Cosa si chiede
(A) Nel testo sulla deflazione nell'Eurozona, che cosa misura l'indicatore IFO?
(B) Elenca tutte le persone e le istituzioni nominate nel testo sulla deflazione nell'Eurozona.
(C) Prosegui il testo sulla deflazione nell'Eurozona partendo dopo la sua ultima frase.

Testo da leggere
Eurozona e spettro deflazione. Spunti per una ripresa sostenibile

TRIESTE – Dopo l’inceppamento della locomotiva tedesca registrato ad inizio settimana con il calo dell’IFO, l’indicatore che misura la fiducia delle imprese tedesche, non sfugge a nessuno come la Germania, prima economia in Europa, si sia trasformata da motrice a semplice carrozza, seppur di prima classe, nella guerra del Vecchio Continente alla recessione, declassandosi da soluzione a parte del problema.

Gli economisti accusano la politica economica del premier Angela Merkel di non aver spinto abbastanza la domanda interna privilegiando la vocazione all’export del paese, generando uno squilibrio nei conti tale da obbligare la Commissione Europea a levare un richiamo ufficiale: sulla scorta di questi dati, di fronte alla generale emergenza economica ed al perdurare della bassa inflazione, i mercati si aspettano una scossa all’economia da parte della Banca Centrale Europea di Mario Draghi.

Voci elencate
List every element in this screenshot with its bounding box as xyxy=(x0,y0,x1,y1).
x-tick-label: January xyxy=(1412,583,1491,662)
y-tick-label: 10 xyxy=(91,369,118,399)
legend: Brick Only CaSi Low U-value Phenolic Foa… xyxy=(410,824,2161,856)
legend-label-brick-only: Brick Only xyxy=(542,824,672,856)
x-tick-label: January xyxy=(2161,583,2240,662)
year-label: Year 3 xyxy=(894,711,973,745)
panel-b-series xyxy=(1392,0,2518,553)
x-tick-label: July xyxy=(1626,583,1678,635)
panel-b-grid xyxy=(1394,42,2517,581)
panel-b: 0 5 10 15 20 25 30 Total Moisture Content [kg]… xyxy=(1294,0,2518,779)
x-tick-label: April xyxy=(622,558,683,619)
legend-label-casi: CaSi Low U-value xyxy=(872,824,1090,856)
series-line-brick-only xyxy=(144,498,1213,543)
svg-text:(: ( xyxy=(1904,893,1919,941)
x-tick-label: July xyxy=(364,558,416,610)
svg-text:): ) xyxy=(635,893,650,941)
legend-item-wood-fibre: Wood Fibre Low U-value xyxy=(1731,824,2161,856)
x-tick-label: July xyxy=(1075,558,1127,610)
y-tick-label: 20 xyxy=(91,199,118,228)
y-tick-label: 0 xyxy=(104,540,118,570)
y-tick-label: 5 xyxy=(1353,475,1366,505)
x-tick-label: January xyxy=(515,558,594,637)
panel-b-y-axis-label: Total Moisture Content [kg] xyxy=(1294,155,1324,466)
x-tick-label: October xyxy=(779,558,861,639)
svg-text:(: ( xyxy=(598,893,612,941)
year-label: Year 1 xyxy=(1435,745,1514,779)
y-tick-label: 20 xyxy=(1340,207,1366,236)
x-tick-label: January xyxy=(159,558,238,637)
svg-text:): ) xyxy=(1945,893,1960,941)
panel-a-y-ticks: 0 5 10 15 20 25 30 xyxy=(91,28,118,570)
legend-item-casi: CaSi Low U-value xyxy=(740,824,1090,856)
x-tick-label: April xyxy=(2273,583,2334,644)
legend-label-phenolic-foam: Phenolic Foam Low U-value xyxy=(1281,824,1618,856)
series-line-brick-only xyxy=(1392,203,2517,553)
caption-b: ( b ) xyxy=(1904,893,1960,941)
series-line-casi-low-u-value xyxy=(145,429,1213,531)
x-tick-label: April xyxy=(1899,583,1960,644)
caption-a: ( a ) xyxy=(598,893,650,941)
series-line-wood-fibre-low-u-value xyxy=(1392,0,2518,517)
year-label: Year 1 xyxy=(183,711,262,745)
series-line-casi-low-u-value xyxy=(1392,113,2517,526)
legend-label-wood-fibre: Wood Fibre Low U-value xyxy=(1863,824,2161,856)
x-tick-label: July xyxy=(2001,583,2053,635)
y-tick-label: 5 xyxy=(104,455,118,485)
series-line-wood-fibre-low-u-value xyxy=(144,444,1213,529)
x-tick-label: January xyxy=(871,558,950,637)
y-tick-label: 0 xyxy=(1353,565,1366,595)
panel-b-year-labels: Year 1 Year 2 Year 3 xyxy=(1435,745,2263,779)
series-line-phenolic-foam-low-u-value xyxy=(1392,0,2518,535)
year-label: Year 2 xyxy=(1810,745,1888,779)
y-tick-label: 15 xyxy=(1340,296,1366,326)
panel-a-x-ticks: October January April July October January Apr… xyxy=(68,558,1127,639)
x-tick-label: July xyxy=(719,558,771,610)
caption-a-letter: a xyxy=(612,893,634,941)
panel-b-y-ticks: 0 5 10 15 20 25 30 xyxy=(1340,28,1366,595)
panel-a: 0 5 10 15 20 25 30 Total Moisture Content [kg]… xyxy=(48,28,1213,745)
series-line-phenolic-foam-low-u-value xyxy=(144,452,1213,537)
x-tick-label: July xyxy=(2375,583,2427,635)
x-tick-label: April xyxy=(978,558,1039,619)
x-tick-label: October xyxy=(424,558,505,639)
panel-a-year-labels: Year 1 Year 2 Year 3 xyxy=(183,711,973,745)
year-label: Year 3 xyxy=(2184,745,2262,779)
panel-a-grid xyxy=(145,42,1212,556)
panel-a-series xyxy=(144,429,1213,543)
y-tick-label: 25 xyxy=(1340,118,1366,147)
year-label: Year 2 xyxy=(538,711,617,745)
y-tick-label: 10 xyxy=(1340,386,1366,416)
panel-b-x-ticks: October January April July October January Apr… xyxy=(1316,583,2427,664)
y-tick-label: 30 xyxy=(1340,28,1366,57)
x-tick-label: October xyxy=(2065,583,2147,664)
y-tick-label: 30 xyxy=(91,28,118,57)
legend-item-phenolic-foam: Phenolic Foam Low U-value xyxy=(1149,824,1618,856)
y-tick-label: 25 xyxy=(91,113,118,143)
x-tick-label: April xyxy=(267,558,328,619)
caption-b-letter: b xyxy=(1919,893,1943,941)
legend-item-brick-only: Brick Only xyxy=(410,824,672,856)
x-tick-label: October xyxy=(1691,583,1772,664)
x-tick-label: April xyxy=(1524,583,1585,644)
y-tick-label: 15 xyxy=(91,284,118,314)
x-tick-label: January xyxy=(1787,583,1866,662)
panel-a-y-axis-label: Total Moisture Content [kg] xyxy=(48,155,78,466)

Esiti dei compiti
(A) La fiducia delle imprese tedesche.

(B) Angela Merkel, Commissione Europea, Banca Centrale Europea, Mario Draghi

(C)
Nello splendido scenario di Jackson Hole, il simposio organizzato annualmente dalla Fed di Kansas City che riunisce i principali banchieri centrali di tutto il mondo, il numero uno della BCE ha detto a chiare lettere che «durante il mese di agosto i mercati finanziari hanno indicato che le aspettative d’inflazione mostrano un declino significativo su tutti gli orizzonti temporali. Il tasso degli “inflation swaps” 5 anni su 5 anni – il punto di riferimento che normalmente usiamo per definire le aspettative di inflazione di medio periodo – sono scesi di 15 punti base e sono ora sotto 2%»: una perdita di fiducia nei confronti del rispetto del target d’inflazione, problema al quale una risposta coerente consisterebbe in un «ampio programma di acquisto titoli», un “Quantitative Easing” (QE) simile a quello di stampo americano o di quello più recentemente intrapreso dal Giappone, per intenderci.

Difficile però che nell’Eurozona, con i ben noti vincoli legali e culturali, si riesca ad intervenire con la stessa spregiudicatezza con cui la Federal Reserve americana è riuscita a far salire in maniera rilevante aspettative d’inflazione e tassi nominali, lasciando l’Area Euro sotto un’incombente e spettrale minaccia di deflazione che ricorda gli anni Novanta in Giappone.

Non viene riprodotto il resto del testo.